Your instructions | Locate every line that holds the string "mira" and copy it.

Items from a dataset
·····

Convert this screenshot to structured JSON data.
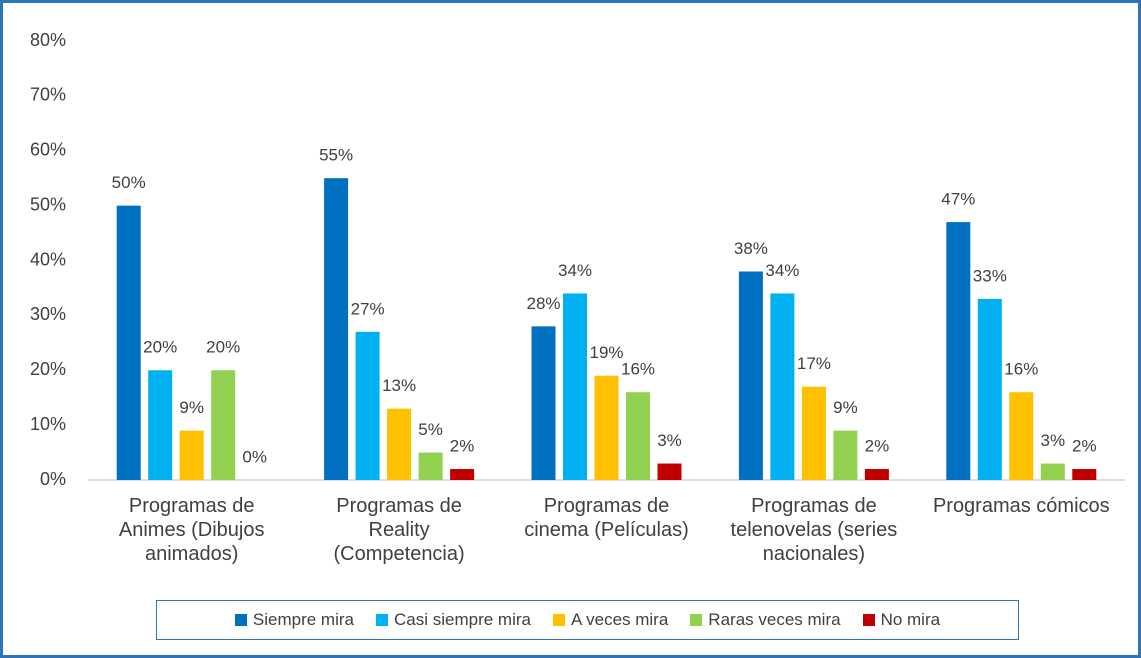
{
  "chart_data": {
    "type": "bar",
    "categories": [
      "Programas de Animes (Dibujos animados)",
      "Programas de Reality (Competencia)",
      "Programas de cinema (Películas)",
      "Programas de telenovelas (series nacionales)",
      "Programas cómicos"
    ],
    "series": [
      {
        "name": "Siempre mira",
        "color": "#0070c0",
        "values": [
          50,
          55,
          28,
          38,
          47
        ],
        "value_labels": [
          "50%",
          "55%",
          "28%",
          "38%",
          "47%"
        ]
      },
      {
        "name": "Casi siempre mira",
        "color": "#00b0f0",
        "values": [
          20,
          27,
          34,
          34,
          33
        ],
        "value_labels": [
          "20%",
          "27%",
          "34%",
          "34%",
          "33%"
        ]
      },
      {
        "name": "A veces mira",
        "color": "#ffc000",
        "values": [
          9,
          13,
          19,
          17,
          16
        ],
        "value_labels": [
          "9%",
          "13%",
          "19%",
          "17%",
          "16%"
        ]
      },
      {
        "name": "Raras veces mira",
        "color": "#92d050",
        "values": [
          20,
          5,
          16,
          9,
          3
        ],
        "value_labels": [
          "20%",
          "5%",
          "16%",
          "9%",
          "3%"
        ]
      },
      {
        "name": "No mira",
        "color": "#c00000",
        "values": [
          0,
          2,
          3,
          2,
          2
        ],
        "value_labels": [
          "0%",
          "2%",
          "3%",
          "2%",
          "2%"
        ]
      }
    ],
    "ylim": [
      0,
      80
    ],
    "yticks": [
      {
        "value": 0,
        "label": "0%"
      },
      {
        "value": 10,
        "label": "10%"
      },
      {
        "value": 20,
        "label": "20%"
      },
      {
        "value": 30,
        "label": "30%"
      },
      {
        "value": 40,
        "label": "40%"
      },
      {
        "value": 50,
        "label": "50%"
      },
      {
        "value": 60,
        "label": "60%"
      },
      {
        "value": 70,
        "label": "70%"
      },
      {
        "value": 80,
        "label": "80%"
      }
    ],
    "grid": false,
    "legend": "bottom"
  }
}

·····

Response to the exercise |
        "name": "Siempre mira",
        "name": "Casi siempre mira",
        "name": "A veces mira",
        "name": "Raras veces mira",
        "name": "No mira",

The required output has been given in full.